DATASET RECORDS:
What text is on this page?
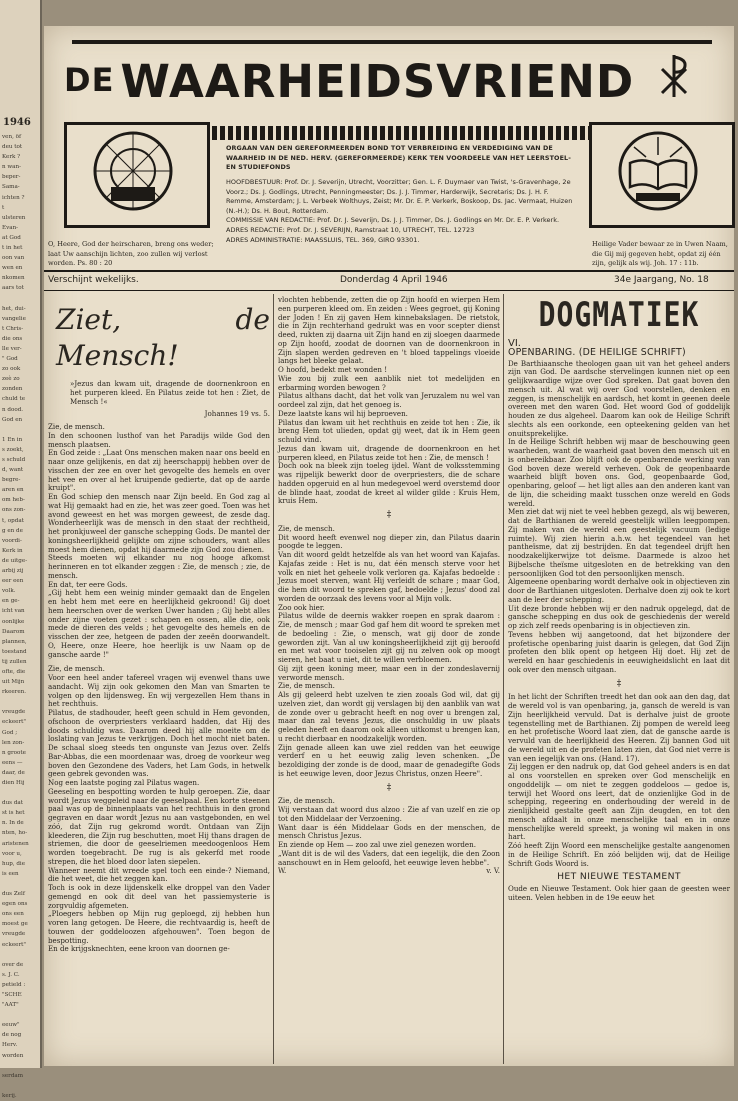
1946
ven, öf
deu tot
Kerk ?
n wan-
beper-
Sama-
ichten ?
t
ulsteren
Evan-
at God
t in het
oon van
wen en
nkomen
aars tot
het, dui-
vangelie
t Chris-
die ons
lle ver-
" God
zo ook
zeè zo
zonden
chuld te
n dood.
God en
1 En in
s zoekt,
s schuld
d, want
begre-
aren en
om heb-
ons zon-
t, opdat
g en de
voordi-
Kerk in
de uitge-
arbij zij
eer een
volk.
en ge-
icht van
oonlijke
Daarom
plannen,
toestand
tij zullen
ofte, die
uit Mijn
rkeeren.
vreugde
eckeert"
God ;
len zon-
n groote
eens —
daar, de
dien Hij
dus dat
st is het
n. In de
nten, ho-
aristenen
voor u,
hup, die
is een
dus Zelf
egen ons
ons een
moest ge
vreugde
eckeert"
over de
s. J. C.
petield :
"SCHE
"AAT"
eeuw"
de nog
Herv.
worden
serdam
kerij.
DE WAARHEIDSVRIEND
ORGAAN VAN DEN GEREFORMEERDEN BOND TOT VERBREIDING EN VERDEDIGING VAN DE WAARHEID IN DE NED. HERV. (GEREFORMEERDE) KERK TEN VOORDEELE VAN HET LEERSTOEL- EN STUDIEFONDS
HOOFDBESTUUR: Prof. Dr. J. Severijn, Utrecht, Voorzitter; Gen. L. F. Duymaer van Twist, 's-Gravenhage, 2e Voorz.; Ds. J. Godlings, Utrecht, Penningmeester; Ds. J. J. Timmer, Harderwijk, Secretaris; Ds. J. H. F. Remme, Amsterdam; J. L. Verbeek Wolthuys, Zeist; Mr. Dr. E. P. Verkerk, Boskoop, Ds. Jac. Vermaat, Huizen (N.-H.); Ds. H. Bout, Rotterdam.
COMMISSIE VAN REDACTIE: Prof. Dr. J. Severijn, Ds. J. J. Timmer, Ds. J. Godlings en Mr. Dr. E. P. Verkerk.
ADRES REDACTIE: Prof. Dr. J. SEVERIJN, Ramstraat 10, UTRECHT, TEL. 12723
ADRES ADMINISTRATIE: MAASSLUIS, TEL. 369, GIRO 93301.
O, Heere, God der heirscharen, breng ons weder; laat Uw aanschijn lichten, zoo zullen wij verlost worden. Ps. 80 : 20
Heilige Vader bewaar ze in Uwen Naam, die Gij mij gegeven hebt, opdat zij één zijn, gelijk als wij. Joh. 17 : 11b.
Verschijnt wekelijks.	Donderdag 4 April 1946	34e Jaargang, No. 18
Ziet, de Mensch!

»Jezus dan kwam uit, dragende de doornenkroon en het purperen kleed. En Pilatus zeide tot hen : Ziet, de Mensch !«

Johannes 19 vs. 5.

Zie, de mensch.

In den schoonen lusthof van het Paradijs wilde God den mensch plaatsen.

En God zeide : „Laat Ons menschen maken naar ons beeld en naar onze gelijkenis, en dat zij heerschappij hebben over de visschen der zee en over het gevogelte des hemels en over het vee en over al het kruipende gedierte, dat op de aarde kruipt".

En God schiep den mensch naar Zijn beeld. En God zag al wat Hij gemaakt had en zie, het was zeer goed. Toen was het avond geweest en het was morgen geweest, de zesde dag. Wonderheerlijk was de mensch in den staat der rechtheid, het pronkjuweel der gansche schepping Gods. De mantel der koningsheerlijkheid gelijkte om zijne schouders, want alles moest hem dienen, opdat hij daarmede zijn God zou dienen.

Steeds moeten wij elkander nu nog hooge afkomst herinneren en tot elkander zeggen : Zie, de mensch ; zie, de mensch.

En dat, ter eere Gods.

„Gij hebt hem een weinig minder gemaakt dan de Engelen en hebt hem met eere en heerlijkheid gekroond! Gij doet hem heerschen over de werken Uwer handen ; Gij hebt alles onder zijne voeten gezet : schapen en ossen, alle die, ook mede de dieren des velds ; het gevogelte des hemels en de visschen der zee, hetgeen de paden der zeeën doorwandelt. O, Heere, onze Heere, hoe heerlijk is uw Naam op de gansche aarde !"

Zie, de mensch.

Voor een heel ander tafereel vragen wij evenwel thans uwe aandacht. Wij zijn ook gekomen den Man van Smarten te volgen op den lijdensweg. En wij vergezellen Hem thans in het rechthuis.

Pilatus, de stadhouder, heeft geen schuld in Hem gevonden, ofschoon de overpriesters verklaard hadden, dat Hij des doods schuldig was. Daarom deed hij alle moeite om de loslating van Jezus te verkrijgen. Doch het mocht niet baten. De schaal sloeg steeds ten ongunste van Jezus over. Zelfs Bar-Abbas, die een moordenaar was, droeg de voorkeur weg boven den Gezondene des Vaders, het Lam Gods, in hetwelk geen gebrek gevonden was.

Nog een laatste poging zal Pilatus wagen.

Geeseling en bespotting worden te hulp geroepen. Zie, daar wordt Jezus weggeleid naar de geeselpaal. Een korte steenen paal was op de binnenplaats van het rechthuis in den grond gegraven en daar wordt Jezus nu aan vastgebonden, en wel zóó, dat Zijn rug gekromd wordt. Ontdaan van Zijn kleederen, die Zijn rug beschutten, moet Hij thans dragen de striemen, die door de geeselriemen meedoogenloos Hem worden toegebracht. De rug is als gekerfd met roode strepen, die het bloed door laten siepelen.

Wanneer neemt dit wreede spel toch een einde-? Niemand, die het weet, die het zeggen kan.

Toch is ook in deze lijdenskelk elke droppel van den Vader gemengd en ook dit deel van het passiemysterie is zorgvuldig afgemeten.

„Ploegers hebben op Mijn rug geploegd, zij hebben hun voren lang getogen. De Heere, die rechtvaardig is, heeft de touwen der goddeloozen afgehouwen". Toen begon de bespotting.

En de krijgsknechten, eene kroon van doornen ge-

vlochten hebbende, zetten die op Zijn hoofd en wierpen Hem een purperen kleed om. En zeiden : Wees gegroet, gij Koning der Joden ! En zij gaven Hem kinnebakslagen. De rietstok, die in Zijn rechterhand gedrukt was en voor scepter dienst deed, rukten zij daarna uit Zijn hand en zij sloegen daarmede op Zijn hoofd, zoodat de doornen van de doornenkroon in Zijn slapen werden gedreven en 't bloed tappelings vloeide langs het bleeke gelaat.

O hoofd, bedekt met wonden !

Wie zou bij zulk een aanblik niet tot medelijden en erbarming worden bewogen ?

Pilatus althans dacht, dat het volk van Jeruzalem nu wel van oordeel zal zijn, dat het genoeg is.

Deze laatste kans wil hij beproeven.

Pilatus dan kwam uit het rechthuis en zeide tot hen : Zie, ik breng Hem tot ulieden, opdat gij weet, dat ik in Hem geen schuld vind.

Jezus dan kwam uit, dragende de doornenkroon en het purperen kleed, en Pilatus zeide tot hen : Zie, de mensch !

Doch ook na bleek zijn toeleg ijdel. Want de volksstemming was rijpelijk bewerkt door de overpriesters, die de schare hadden opgeruid en al hun medegevoel werd overstemd door de blinde haat, zoodat de kreet al wilder gilde : Kruis Hem, kruis Hem.

‡

Zie, de mensch.

Dit woord heeft evenwel nog dieper zin, dan Pilatus daarin poogde te leggen.

Van dit woord geldt hetzelfde als van het woord van Kajafas. Kajafas zeide : Het is nu, dat één mensch sterve voor het volk en niet het geheele volk verloren ga. Kajafas bedoelde : Jezus moet sterven, want Hij verleidt de schare ; maar God, die hem dit woord te spreken gaf, bedoelde ; Jezus' dood zal worden de oorzaak des levens voor al Mijn volk.

Zoo ook hier.

Pilatus wilde de deernis wakker roepen en sprak daarom : Zie, de mensch ; maar God gaf hem dit woord te spreken met de bedoeling : Zie, o mensch, wat gij door de zonde geworden zijt. Van al uw koningsheerlijkheid zijt gij beroofd en met wat voor tooiselen zijt gij nu zelven ook op moogt sieren, het baat u niet, dit te willen verbloemen.

Gij zijt geen koning meer, maar een in der zondeslavernij verworde mensch.

Zie, de mensch.

Als gij geleerd hebt uzelven te zien zooals God wil, dat gij uzelven ziet, dan wordt gij verslagen bij den aanblik van wat de zonde over u gebracht heeft en nog over u brengen zal, maar dan zal tevens Jezus, die onschuldig in uw plaats geleden heeft en daarom ook alleen uitkomst u brengen kan, u recht dierbaar en noodzakelijk worden.

Zijn genade alleen kan uwe ziel redden van het eeuwige verderf en u het eeuwig zalig leven schenken. „De bezoldiging der zonde is de dood, maar de genadegifte Gods is het eeuwige leven, door Jezus Christus, onzen Heere".

‡

Zie, de mensch.

Wij verstaan dat woord dus alzoo : Zie af van uzelf en zie op tot den Middelaar der Verzoening.

Want daar is één Middelaar Gods en der menschen, de mensch Christus Jezus.

En ziende op Hem — zoo zal uwe ziel genezen worden.

„Want dit is de wil des Vaders, dat een iegelijk, die den Zoon aanschouwt en in Hem geloofd, het eeuwige leven hebbe".

W.	v. V.

DOGMATIEK

VI.

OPENBARING. (DE HEILIGE SCHRIFT)

De Barthiaansche theologen gaan uit van het geheel anders zijn van God. De aardsche stervelingen kunnen niet op een gelijkwaardige wijze over God spreken. Dat gaat boven den mensch uit. Al wat wij over God voorstellen, denken en zeggen, is menschelijk en aardsch, het komt in geenen deele overeen met den waren God. Het woord God of goddelijk houden ze dus algeheel. Daarom kan ook de Heilige Schrift slechts als een oorkonde, een opteekening gelden van het onuitsprekelijke.

In de Heilige Schrift hebben wij maar de beschouwing geen waarheden, want de waarheid gaat boven den mensch uit en is onbereikbaar. Zoo blijft ook de openbarende werking van God boven deze wereld verheven. Ook de geopenbaarde waarheid blijft boven ons. God, geopenbaarde God, openbaring, geloof — het ligt alles aan den anderen kant van de lijn, die scheiding maakt tusschen onze wereld en Gods wereld.

Men ziet dat wij niet te veel hebben gezegd, als wij beweren, dat de Barthianen de wereld geestelijk willen leegpompen. Zij maken van de wereld een geestelijk vacuum (ledige ruimte). Wij zien hierin a.h.w. het tegendeel van het pantheïsme, dat zij bestrijden. En dat tegendeel drijft hen noodzakelijkerwijze tot deïsme. Daarmede is alzoo het Bijbelsche theïsme uitgesloten en de betrekking van den persoonlijken God tot den persoonlijken mensch.

Algemeene openbaring wordt derhalve ook in objectieven zin door de Barthianen uitgesloten. Derhalve doen zij ook te kort aan de leer der schepping.

Uit deze bronde hebben wij er den nadruk opgelegd, dat de gansche schepping en dus ook de geschiedenis der wereld op zich zelf reeds openbaring is in objectieven zin.

Tevens hebben wij aangetoond, dat het bijzondere der profetische openbaring juist daarin is gelegen, dat God Zijn profeten den blik opent op hetgeen Hij doet. Hij zet de wereld en haar geschiedenis in eeuwigheidslicht en laat dit ook over den mensch uitgaan.

‡

In het licht der Schriften treedt het dan ook aan den dag, dat de wereld vol is van openbaring, ja, gansch de wereld is van Zijn heerlijkheid vervuld. Dat is derhalve juist de groote tegenstelling met de Barthianen. Zij pompen de wereld leeg en het profetische Woord laat zien, dat de gansche aarde is vervuld van de heerlijkheid des Heeren. Zij bannen God uit de wereld uit en de profeten laten zien, dat God niet verre is van een iegelijk van ons. (Hand. 17).

Zij leggen er den nadruk op, dat God geheel anders is en dat al ons voorstellen en spreken over God menschelijk en ongoddelijk — om niet te zeggen goddeloos — gedoe is, terwijl het Woord ons leert, dat de onzienlijke God in de schepping, regeering en onderhouding der wereld in de zienlijkheid gestalte geeft aan Zijn deugden, en tot den mensch afdaalt in onze menschelijke taal en in onze menschelijke wereld spreekt, ja woning wil maken in ons hart.

Zóó heeft Zijn Woord een menschelijke gestalte aangenomen in de Heilige Schrift. En zóó belijden wij, dat de Heilige Schrift Gods Woord is.

HET NIEUWE TESTAMENT

Oude en Nieuwe Testament. Ook hier gaan de geesten weer uiteen. Velen hebben in de 19e eeuw het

YOUR ASSIGNMENT:
Your answer should be one number: how many lines of the records hold "evenwel".

OUTPUT:
2